Description of the task -> Determine how many lines include the word "areas", then give that number and nothing more.

(begin)

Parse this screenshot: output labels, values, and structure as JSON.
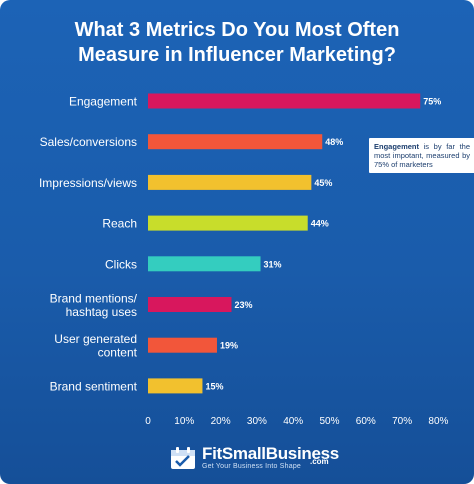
{
  "chart_data": {
    "type": "bar",
    "orientation": "horizontal",
    "title_lines": [
      "What 3 Metrics Do You Most Often",
      "Measure in Influencer Marketing?"
    ],
    "categories": [
      [
        "Engagement"
      ],
      [
        "Sales/conversions"
      ],
      [
        "Impressions/views"
      ],
      [
        "Reach"
      ],
      [
        "Clicks"
      ],
      [
        "Brand mentions/",
        "hashtag uses"
      ],
      [
        "User generated",
        "content"
      ],
      [
        "Brand sentiment"
      ]
    ],
    "values": [
      75,
      48,
      45,
      44,
      31,
      23,
      19,
      15
    ],
    "value_labels": [
      "75%",
      "48%",
      "45%",
      "44%",
      "31%",
      "23%",
      "19%",
      "15%"
    ],
    "bar_colors": [
      "#d8175d",
      "#f2563a",
      "#f2c12e",
      "#c8dd2b",
      "#34cdbf",
      "#d8175d",
      "#f2563a",
      "#f2c12e"
    ],
    "xlim": [
      0,
      80
    ],
    "x_ticks": [
      "0",
      "10%",
      "20%",
      "30%",
      "40%",
      "50%",
      "60%",
      "70%",
      "80%"
    ],
    "grid": false
  },
  "callout": {
    "bold": "Engagement",
    "rest": " is by far the most impotant, measured by 75% of marketers"
  },
  "logo": {
    "name": "FitSmallBusiness",
    "dotcom": ".com",
    "tagline": "Get Your Business Into Shape"
  },
  "colors": {
    "background": "#1a5cab",
    "text": "#ffffff"
  }
}
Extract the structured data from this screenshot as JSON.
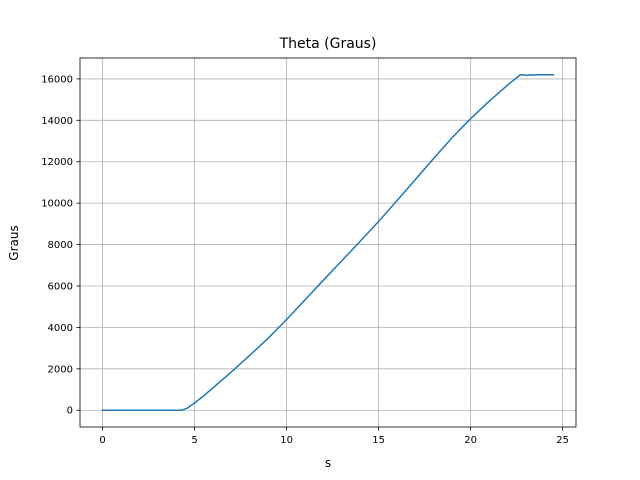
{
  "chart_data": {
    "type": "line",
    "title": "Theta (Graus)",
    "xlabel": "s",
    "ylabel": "Graus",
    "xlim": [
      -1.225,
      25.725
    ],
    "ylim": [
      -810,
      17010
    ],
    "xticks": [
      0,
      5,
      10,
      15,
      20,
      25
    ],
    "yticks": [
      0,
      2000,
      4000,
      6000,
      8000,
      10000,
      12000,
      14000,
      16000
    ],
    "grid": true,
    "legend": "none",
    "series": [
      {
        "color": "#1f77b4",
        "x": [
          0,
          1,
          2,
          3,
          4,
          4.3,
          4.6,
          5,
          5.5,
          6,
          7,
          8,
          9,
          10,
          11,
          12,
          13,
          14,
          15,
          16,
          17,
          18,
          19,
          20,
          21,
          22,
          22.7,
          23,
          23.3,
          23.6,
          24,
          24.5
        ],
        "y": [
          0,
          0,
          0,
          0,
          0,
          0,
          100,
          350,
          700,
          1080,
          1850,
          2650,
          3480,
          4380,
          5330,
          6280,
          7220,
          8160,
          9120,
          10120,
          11140,
          12170,
          13170,
          14080,
          14920,
          15700,
          16200,
          16180,
          16190,
          16200,
          16200,
          16200
        ]
      }
    ]
  }
}
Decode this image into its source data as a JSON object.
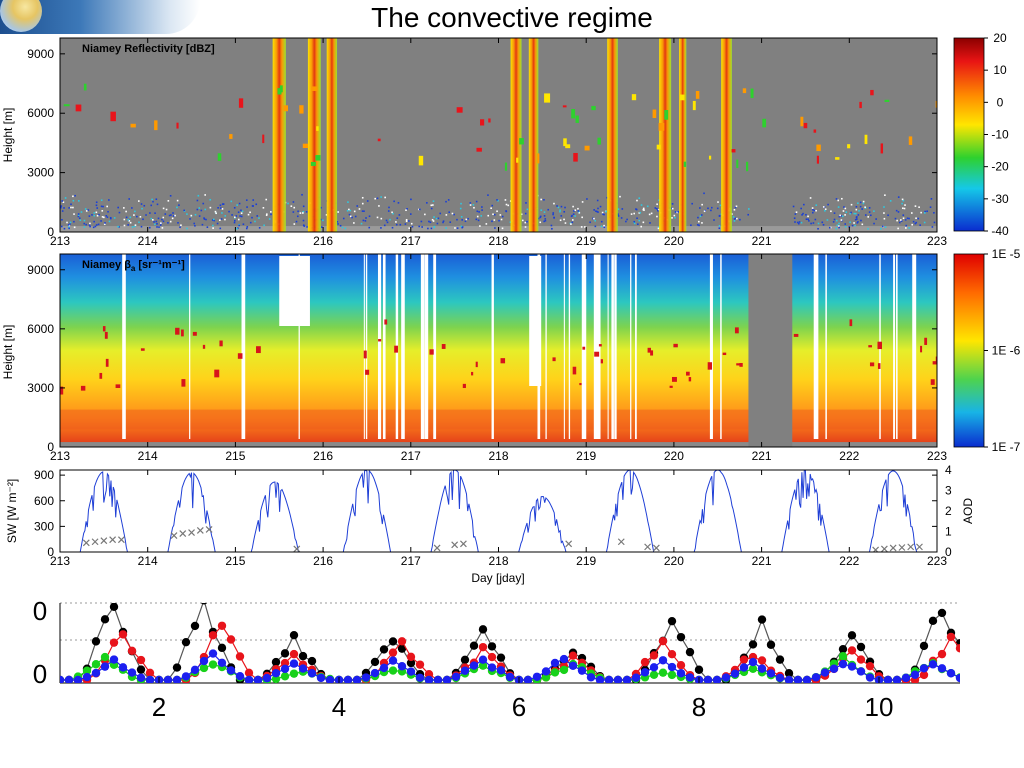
{
  "title": "The convective regime",
  "chart_data": [
    {
      "type": "heatmap",
      "id": "reflectivity",
      "title": "Niamey Reflectivity [dBZ]",
      "ylabel": "Height [m]",
      "xlim": [
        213,
        223
      ],
      "ylim": [
        0,
        9800
      ],
      "xticks": [
        "213",
        "214",
        "215",
        "216",
        "217",
        "218",
        "219",
        "220",
        "221",
        "222",
        "223"
      ],
      "yticks": [
        "0",
        "3000",
        "6000",
        "9000"
      ],
      "colorbar": {
        "ticks": [
          "20",
          "10",
          "0",
          "-10",
          "-20",
          "-30",
          "-40"
        ],
        "range": [
          -40,
          20
        ]
      },
      "background_color": "#808080",
      "convective_towers_day": [
        215.5,
        215.9,
        216.1,
        218.2,
        218.4,
        219.3,
        219.9,
        220.1,
        220.6
      ],
      "boundary_layer_top_m": 1500
    },
    {
      "type": "heatmap",
      "id": "backscatter",
      "title": "Niamey β",
      "title_sub": "a",
      "title_units": "[sr⁻¹m⁻¹]",
      "ylabel": "Height [m]",
      "xlim": [
        213,
        223
      ],
      "ylim": [
        0,
        9800
      ],
      "xticks": [
        "213",
        "214",
        "215",
        "216",
        "217",
        "218",
        "219",
        "220",
        "221",
        "222",
        "223"
      ],
      "yticks": [
        "0",
        "3000",
        "6000",
        "9000"
      ],
      "colorbar": {
        "ticks": [
          "1E -5",
          "1E -6",
          "1E -7"
        ]
      },
      "no_data_interval_day": [
        220.85,
        221.35
      ]
    },
    {
      "type": "line",
      "id": "sw-aod",
      "xlabel": "Day [jday]",
      "ylabel": "SW [W m⁻²]",
      "y2label": "AOD",
      "xlim": [
        213,
        223
      ],
      "ylim": [
        0,
        960
      ],
      "y2lim": [
        0,
        4
      ],
      "xticks": [
        "213",
        "214",
        "215",
        "216",
        "217",
        "218",
        "219",
        "220",
        "221",
        "222",
        "223"
      ],
      "yticks": [
        "0",
        "300",
        "600",
        "900"
      ],
      "y2ticks": [
        "0",
        "1",
        "2",
        "3",
        "4"
      ],
      "series": [
        {
          "color": "#1f3fd6",
          "peaks": [
            {
              "day": 213.5,
              "max": 940
            },
            {
              "day": 214.5,
              "max": 930
            },
            {
              "day": 215.45,
              "max": 820
            },
            {
              "day": 216.5,
              "max": 960
            },
            {
              "day": 217.5,
              "max": 960
            },
            {
              "day": 218.5,
              "max": 650
            },
            {
              "day": 219.5,
              "max": 960
            },
            {
              "day": 220.5,
              "max": 960
            },
            {
              "day": 221.5,
              "max": 960
            },
            {
              "day": 222.5,
              "max": 950
            }
          ]
        },
        {
          "color": "#777777",
          "marker": "x",
          "axis": "y2",
          "points": [
            [
              213.3,
              0.45
            ],
            [
              213.4,
              0.5
            ],
            [
              213.5,
              0.55
            ],
            [
              213.6,
              0.6
            ],
            [
              213.7,
              0.6
            ],
            [
              214.3,
              0.8
            ],
            [
              214.4,
              0.9
            ],
            [
              214.5,
              0.95
            ],
            [
              214.6,
              1.05
            ],
            [
              214.7,
              1.1
            ],
            [
              215.7,
              0.15
            ],
            [
              217.3,
              0.2
            ],
            [
              217.5,
              0.35
            ],
            [
              217.6,
              0.4
            ],
            [
              218.8,
              0.4
            ],
            [
              219.4,
              0.5
            ],
            [
              219.7,
              0.25
            ],
            [
              219.8,
              0.2
            ],
            [
              222.3,
              0.1
            ],
            [
              222.4,
              0.15
            ],
            [
              222.5,
              0.2
            ],
            [
              222.6,
              0.22
            ],
            [
              222.7,
              0.25
            ],
            [
              222.8,
              0.25
            ]
          ]
        }
      ]
    },
    {
      "type": "line",
      "id": "diurnal-cycles",
      "xticks": [
        "2",
        "4",
        "6",
        "8",
        "10"
      ],
      "xlim": [
        0.9,
        10.9
      ],
      "yticks_visible": [
        "0",
        "0"
      ],
      "series": [
        {
          "color": "#000000",
          "peaks": [
            {
              "day": 1.5,
              "max": 1.1
            },
            {
              "day": 2.5,
              "max": 1.1
            },
            {
              "day": 3.5,
              "max": 0.55
            },
            {
              "day": 4.6,
              "max": 0.6
            },
            {
              "day": 5.6,
              "max": 0.7
            },
            {
              "day": 6.6,
              "max": 0.4
            },
            {
              "day": 7.7,
              "max": 0.9
            },
            {
              "day": 8.7,
              "max": 0.75
            },
            {
              "day": 9.7,
              "max": 0.6
            },
            {
              "day": 10.7,
              "max": 1.05
            }
          ]
        },
        {
          "color": "#e8141b",
          "peaks": [
            {
              "day": 1.6,
              "max": 0.65
            },
            {
              "day": 2.7,
              "max": 0.8
            },
            {
              "day": 3.5,
              "max": 0.35
            },
            {
              "day": 4.7,
              "max": 0.5
            },
            {
              "day": 5.6,
              "max": 0.4
            },
            {
              "day": 6.6,
              "max": 0.3
            },
            {
              "day": 7.6,
              "max": 0.55
            },
            {
              "day": 8.6,
              "max": 0.35
            },
            {
              "day": 9.7,
              "max": 0.4
            },
            {
              "day": 10.8,
              "max": 0.55
            }
          ]
        },
        {
          "color": "#18d11a",
          "peaks": [
            {
              "day": 1.4,
              "max": 0.3
            },
            {
              "day": 2.6,
              "max": 0.25
            },
            {
              "day": 3.6,
              "max": 0.12
            },
            {
              "day": 4.6,
              "max": 0.15
            },
            {
              "day": 5.6,
              "max": 0.2
            },
            {
              "day": 6.6,
              "max": 0.22
            },
            {
              "day": 7.6,
              "max": 0.1
            },
            {
              "day": 8.6,
              "max": 0.15
            },
            {
              "day": 9.6,
              "max": 0.3
            },
            {
              "day": 10.6,
              "max": 0.25
            }
          ]
        },
        {
          "color": "#1c1ff0",
          "peaks": [
            {
              "day": 1.5,
              "max": 0.25
            },
            {
              "day": 2.6,
              "max": 0.35
            },
            {
              "day": 3.5,
              "max": 0.2
            },
            {
              "day": 4.6,
              "max": 0.25
            },
            {
              "day": 5.6,
              "max": 0.28
            },
            {
              "day": 6.5,
              "max": 0.3
            },
            {
              "day": 7.6,
              "max": 0.25
            },
            {
              "day": 8.6,
              "max": 0.22
            },
            {
              "day": 9.6,
              "max": 0.25
            },
            {
              "day": 10.6,
              "max": 0.2
            }
          ]
        }
      ]
    }
  ]
}
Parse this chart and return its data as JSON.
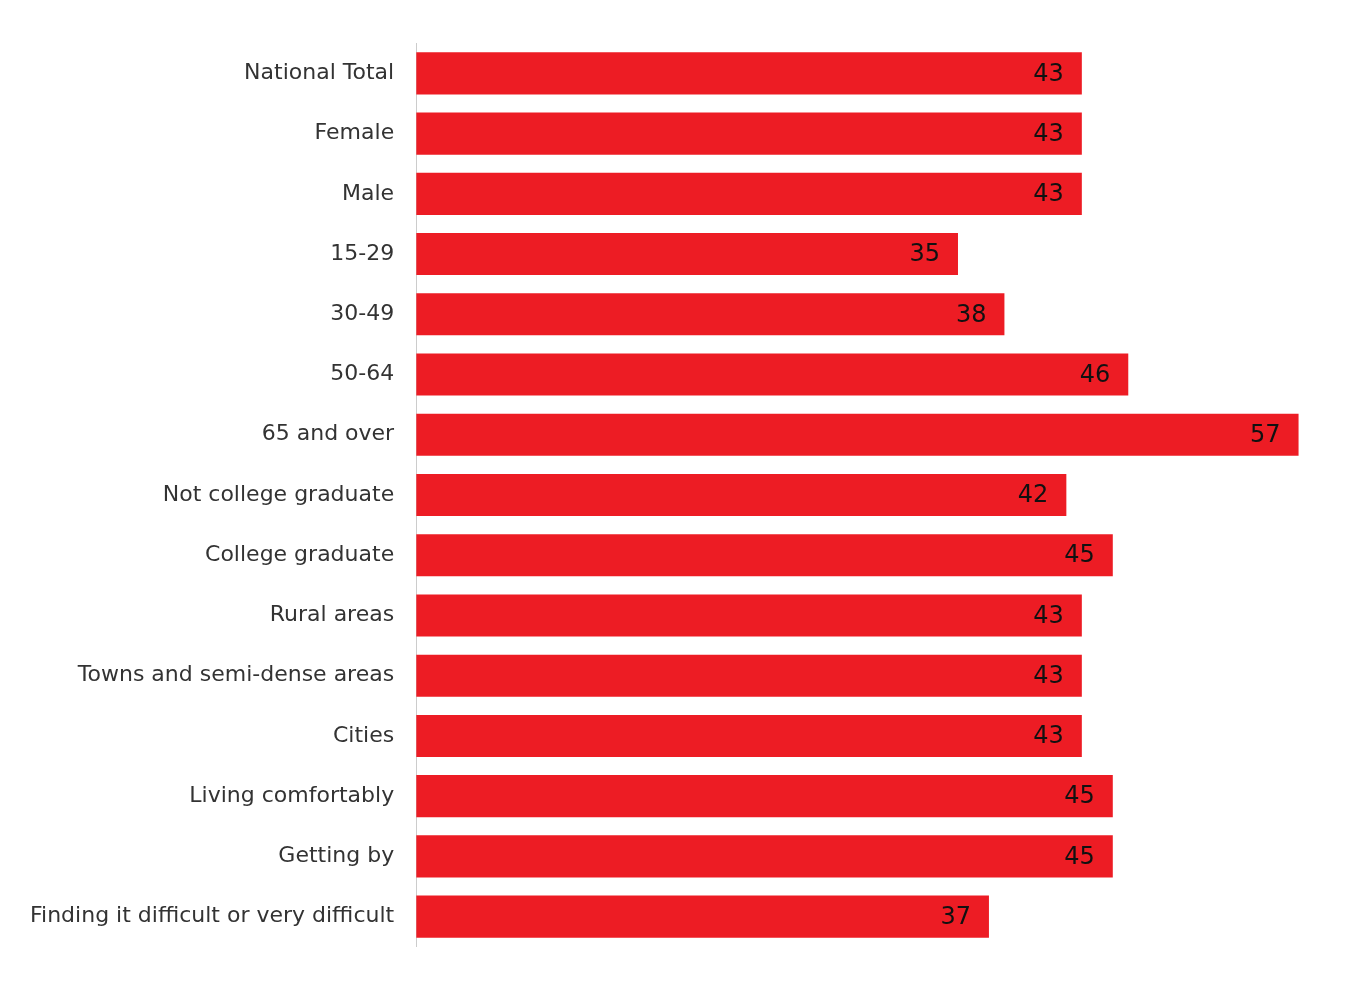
{
  "chart_data": {
    "type": "bar",
    "orientation": "horizontal",
    "categories": [
      "National Total",
      "Female",
      "Male",
      "15-29",
      "30-49",
      "50-64",
      "65 and over",
      "Not college graduate",
      "College graduate",
      "Rural areas",
      "Towns and semi-dense areas",
      "Cities",
      "Living comfortably",
      "Getting by",
      "Finding it difficult or very difficult"
    ],
    "values": [
      43,
      43,
      43,
      35,
      38,
      46,
      57,
      42,
      45,
      43,
      43,
      43,
      45,
      45,
      37
    ],
    "color": "#ed1c24",
    "data_labels": true,
    "grid": false,
    "legend": false
  }
}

(end)

Result of the task -> 2